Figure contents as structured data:
· · · · ·
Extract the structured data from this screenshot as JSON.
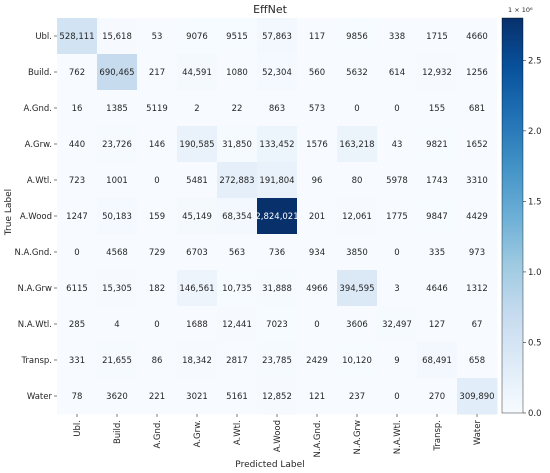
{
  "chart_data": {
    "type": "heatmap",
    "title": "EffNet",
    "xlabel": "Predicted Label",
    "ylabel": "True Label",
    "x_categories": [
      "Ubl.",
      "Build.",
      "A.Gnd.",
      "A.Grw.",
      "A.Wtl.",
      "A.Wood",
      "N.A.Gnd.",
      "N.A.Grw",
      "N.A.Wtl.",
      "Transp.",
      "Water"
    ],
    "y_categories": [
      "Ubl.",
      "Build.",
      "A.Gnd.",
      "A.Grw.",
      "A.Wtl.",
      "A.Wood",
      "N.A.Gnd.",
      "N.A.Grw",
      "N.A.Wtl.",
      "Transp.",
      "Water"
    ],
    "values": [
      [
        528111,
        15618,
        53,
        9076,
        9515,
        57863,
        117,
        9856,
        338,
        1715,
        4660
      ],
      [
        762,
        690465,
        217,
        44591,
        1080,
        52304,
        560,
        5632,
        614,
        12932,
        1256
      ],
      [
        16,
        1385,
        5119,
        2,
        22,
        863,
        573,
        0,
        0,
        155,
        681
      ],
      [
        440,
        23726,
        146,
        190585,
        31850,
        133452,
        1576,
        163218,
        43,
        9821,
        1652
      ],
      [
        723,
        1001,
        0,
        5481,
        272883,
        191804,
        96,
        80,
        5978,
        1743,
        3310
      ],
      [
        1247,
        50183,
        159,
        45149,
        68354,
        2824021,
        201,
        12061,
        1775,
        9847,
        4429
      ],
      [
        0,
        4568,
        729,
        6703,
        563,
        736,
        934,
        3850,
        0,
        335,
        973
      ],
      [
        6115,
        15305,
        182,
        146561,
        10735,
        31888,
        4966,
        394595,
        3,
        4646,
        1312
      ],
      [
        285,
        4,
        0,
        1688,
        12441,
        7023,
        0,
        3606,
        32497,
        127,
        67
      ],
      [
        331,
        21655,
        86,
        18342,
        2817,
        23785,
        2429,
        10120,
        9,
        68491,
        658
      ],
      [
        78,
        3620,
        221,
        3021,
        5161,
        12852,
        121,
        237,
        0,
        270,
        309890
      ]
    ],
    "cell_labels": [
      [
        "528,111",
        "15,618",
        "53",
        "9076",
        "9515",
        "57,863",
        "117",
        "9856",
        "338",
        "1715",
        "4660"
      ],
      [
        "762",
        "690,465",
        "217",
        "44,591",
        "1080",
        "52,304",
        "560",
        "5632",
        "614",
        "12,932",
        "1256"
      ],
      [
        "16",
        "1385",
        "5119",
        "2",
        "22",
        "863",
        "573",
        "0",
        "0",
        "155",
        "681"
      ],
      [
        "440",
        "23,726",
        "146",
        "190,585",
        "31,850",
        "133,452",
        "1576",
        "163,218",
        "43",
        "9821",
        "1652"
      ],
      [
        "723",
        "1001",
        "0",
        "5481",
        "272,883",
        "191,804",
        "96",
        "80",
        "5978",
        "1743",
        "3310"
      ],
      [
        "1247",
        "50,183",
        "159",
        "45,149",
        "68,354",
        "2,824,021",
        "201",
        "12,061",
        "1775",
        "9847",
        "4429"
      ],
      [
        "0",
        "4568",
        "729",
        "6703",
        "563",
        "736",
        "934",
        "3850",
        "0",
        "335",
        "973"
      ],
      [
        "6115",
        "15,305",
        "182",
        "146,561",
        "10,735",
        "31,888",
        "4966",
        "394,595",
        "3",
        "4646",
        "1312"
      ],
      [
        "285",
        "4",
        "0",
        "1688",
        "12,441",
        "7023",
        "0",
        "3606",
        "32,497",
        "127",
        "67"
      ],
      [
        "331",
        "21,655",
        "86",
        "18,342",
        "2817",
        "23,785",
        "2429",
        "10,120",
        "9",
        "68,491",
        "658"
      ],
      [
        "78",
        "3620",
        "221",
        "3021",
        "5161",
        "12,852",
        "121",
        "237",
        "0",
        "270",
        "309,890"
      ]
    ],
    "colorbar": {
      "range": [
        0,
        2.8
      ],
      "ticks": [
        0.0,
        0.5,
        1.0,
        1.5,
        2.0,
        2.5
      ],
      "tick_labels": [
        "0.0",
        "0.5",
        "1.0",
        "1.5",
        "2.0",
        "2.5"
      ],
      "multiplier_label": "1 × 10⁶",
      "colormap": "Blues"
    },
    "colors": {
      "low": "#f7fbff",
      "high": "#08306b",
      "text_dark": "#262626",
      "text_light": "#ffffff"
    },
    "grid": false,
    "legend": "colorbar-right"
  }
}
· · · · ·
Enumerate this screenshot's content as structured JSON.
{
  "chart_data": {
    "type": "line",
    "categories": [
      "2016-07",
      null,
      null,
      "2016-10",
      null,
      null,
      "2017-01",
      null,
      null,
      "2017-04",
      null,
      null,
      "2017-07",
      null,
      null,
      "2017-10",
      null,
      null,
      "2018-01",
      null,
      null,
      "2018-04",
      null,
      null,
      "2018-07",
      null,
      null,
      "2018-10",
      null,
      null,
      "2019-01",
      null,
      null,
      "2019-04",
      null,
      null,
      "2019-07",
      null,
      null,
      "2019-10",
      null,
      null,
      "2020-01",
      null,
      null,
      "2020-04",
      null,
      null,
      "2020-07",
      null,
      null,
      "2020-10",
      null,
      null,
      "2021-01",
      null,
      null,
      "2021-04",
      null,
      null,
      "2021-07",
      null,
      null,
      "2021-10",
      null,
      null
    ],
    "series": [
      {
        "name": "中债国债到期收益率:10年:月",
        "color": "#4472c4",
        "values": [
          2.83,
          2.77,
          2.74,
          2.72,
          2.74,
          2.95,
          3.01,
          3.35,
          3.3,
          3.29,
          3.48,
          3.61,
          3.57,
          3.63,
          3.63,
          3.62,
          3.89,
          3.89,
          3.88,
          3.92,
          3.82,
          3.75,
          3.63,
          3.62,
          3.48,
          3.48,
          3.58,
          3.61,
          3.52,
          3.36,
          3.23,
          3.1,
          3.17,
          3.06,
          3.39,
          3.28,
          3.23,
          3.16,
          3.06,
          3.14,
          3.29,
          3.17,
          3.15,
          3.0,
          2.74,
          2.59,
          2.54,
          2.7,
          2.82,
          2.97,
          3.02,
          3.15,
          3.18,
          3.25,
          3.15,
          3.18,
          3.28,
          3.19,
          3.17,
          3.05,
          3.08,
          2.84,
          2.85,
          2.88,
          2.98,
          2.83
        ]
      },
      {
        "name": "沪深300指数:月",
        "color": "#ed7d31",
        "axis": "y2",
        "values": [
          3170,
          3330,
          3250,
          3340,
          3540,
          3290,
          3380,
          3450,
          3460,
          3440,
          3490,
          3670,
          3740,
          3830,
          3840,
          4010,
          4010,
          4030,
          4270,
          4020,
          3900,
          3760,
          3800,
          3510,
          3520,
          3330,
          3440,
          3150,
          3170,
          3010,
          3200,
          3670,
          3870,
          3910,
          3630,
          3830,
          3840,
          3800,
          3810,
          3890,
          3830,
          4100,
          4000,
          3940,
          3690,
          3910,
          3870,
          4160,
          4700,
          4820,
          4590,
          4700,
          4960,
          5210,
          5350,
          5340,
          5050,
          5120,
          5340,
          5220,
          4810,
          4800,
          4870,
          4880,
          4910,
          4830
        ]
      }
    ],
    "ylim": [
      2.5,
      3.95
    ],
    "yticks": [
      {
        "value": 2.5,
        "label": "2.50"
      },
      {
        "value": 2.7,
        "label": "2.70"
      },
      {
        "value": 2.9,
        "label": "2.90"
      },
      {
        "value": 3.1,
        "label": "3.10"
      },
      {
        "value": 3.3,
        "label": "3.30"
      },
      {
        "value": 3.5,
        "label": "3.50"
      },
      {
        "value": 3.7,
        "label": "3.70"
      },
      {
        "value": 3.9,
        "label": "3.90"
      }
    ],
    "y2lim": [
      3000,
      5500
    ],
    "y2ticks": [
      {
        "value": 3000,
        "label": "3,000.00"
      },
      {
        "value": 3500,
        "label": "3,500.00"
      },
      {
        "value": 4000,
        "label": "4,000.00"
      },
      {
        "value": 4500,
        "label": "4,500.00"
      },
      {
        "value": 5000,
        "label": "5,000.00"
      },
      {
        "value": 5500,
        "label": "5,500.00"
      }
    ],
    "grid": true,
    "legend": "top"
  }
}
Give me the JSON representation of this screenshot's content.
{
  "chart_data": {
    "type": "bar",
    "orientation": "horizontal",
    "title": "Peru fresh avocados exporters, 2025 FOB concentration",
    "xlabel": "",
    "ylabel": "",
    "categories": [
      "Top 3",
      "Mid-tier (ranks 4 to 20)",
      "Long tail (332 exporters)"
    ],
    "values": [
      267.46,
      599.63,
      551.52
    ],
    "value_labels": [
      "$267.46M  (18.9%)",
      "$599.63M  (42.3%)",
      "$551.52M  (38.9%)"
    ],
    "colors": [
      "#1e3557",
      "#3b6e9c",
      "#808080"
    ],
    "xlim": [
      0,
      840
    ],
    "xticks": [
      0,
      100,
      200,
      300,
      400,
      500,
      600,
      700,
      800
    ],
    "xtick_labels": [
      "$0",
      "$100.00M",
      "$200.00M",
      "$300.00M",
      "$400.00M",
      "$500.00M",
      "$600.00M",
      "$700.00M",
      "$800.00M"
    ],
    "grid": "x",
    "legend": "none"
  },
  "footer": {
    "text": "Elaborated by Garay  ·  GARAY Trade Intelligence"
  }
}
· · · · ·
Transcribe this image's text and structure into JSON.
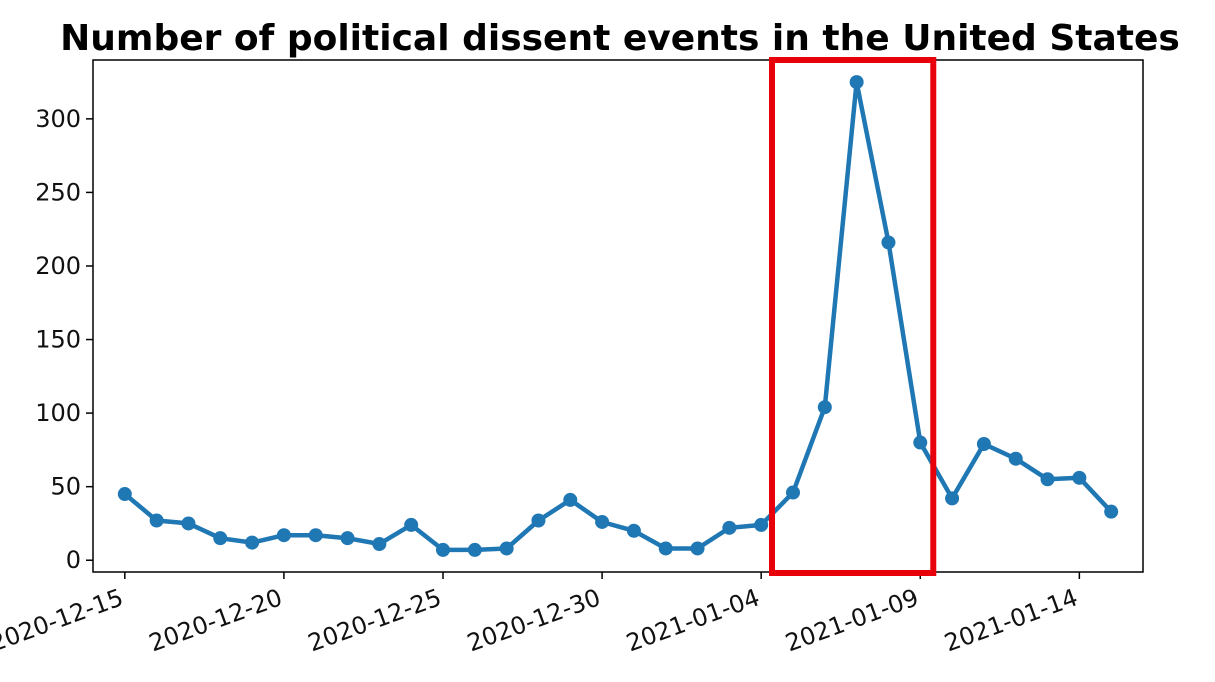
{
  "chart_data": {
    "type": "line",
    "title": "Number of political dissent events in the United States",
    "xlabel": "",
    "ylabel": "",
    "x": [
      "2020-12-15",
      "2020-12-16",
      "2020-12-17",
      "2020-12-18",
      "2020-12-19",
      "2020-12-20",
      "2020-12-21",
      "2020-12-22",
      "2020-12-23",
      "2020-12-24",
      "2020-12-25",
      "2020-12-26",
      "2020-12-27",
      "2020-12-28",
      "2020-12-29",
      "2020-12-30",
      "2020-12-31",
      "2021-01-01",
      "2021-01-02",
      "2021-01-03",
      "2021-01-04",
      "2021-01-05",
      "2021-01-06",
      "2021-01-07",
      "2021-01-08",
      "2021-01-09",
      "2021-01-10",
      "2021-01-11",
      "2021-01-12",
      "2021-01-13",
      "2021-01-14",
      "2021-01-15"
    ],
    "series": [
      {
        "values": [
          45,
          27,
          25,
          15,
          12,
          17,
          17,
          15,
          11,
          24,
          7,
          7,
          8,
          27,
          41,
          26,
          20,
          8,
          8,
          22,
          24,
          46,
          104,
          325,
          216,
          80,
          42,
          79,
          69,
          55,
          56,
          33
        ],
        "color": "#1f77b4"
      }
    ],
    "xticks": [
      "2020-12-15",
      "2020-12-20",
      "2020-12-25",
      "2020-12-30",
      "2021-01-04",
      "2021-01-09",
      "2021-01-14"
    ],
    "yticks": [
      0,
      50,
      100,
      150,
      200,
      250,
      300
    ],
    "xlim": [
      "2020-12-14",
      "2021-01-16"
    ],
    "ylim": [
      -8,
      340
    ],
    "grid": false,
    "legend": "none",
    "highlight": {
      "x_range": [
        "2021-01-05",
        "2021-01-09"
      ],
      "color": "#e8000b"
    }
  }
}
· · · · ·
PROMPT:
In the records above, locate every line with the string "JSON" and copy it.

PROBLEM SOLUTION:
Extract the structured data from this screenshot as JSON.
Enumerate this screenshot's content as structured JSON.
Give me the JSON representation of this screenshot's content.
Transcribe this image's text and structure into JSON.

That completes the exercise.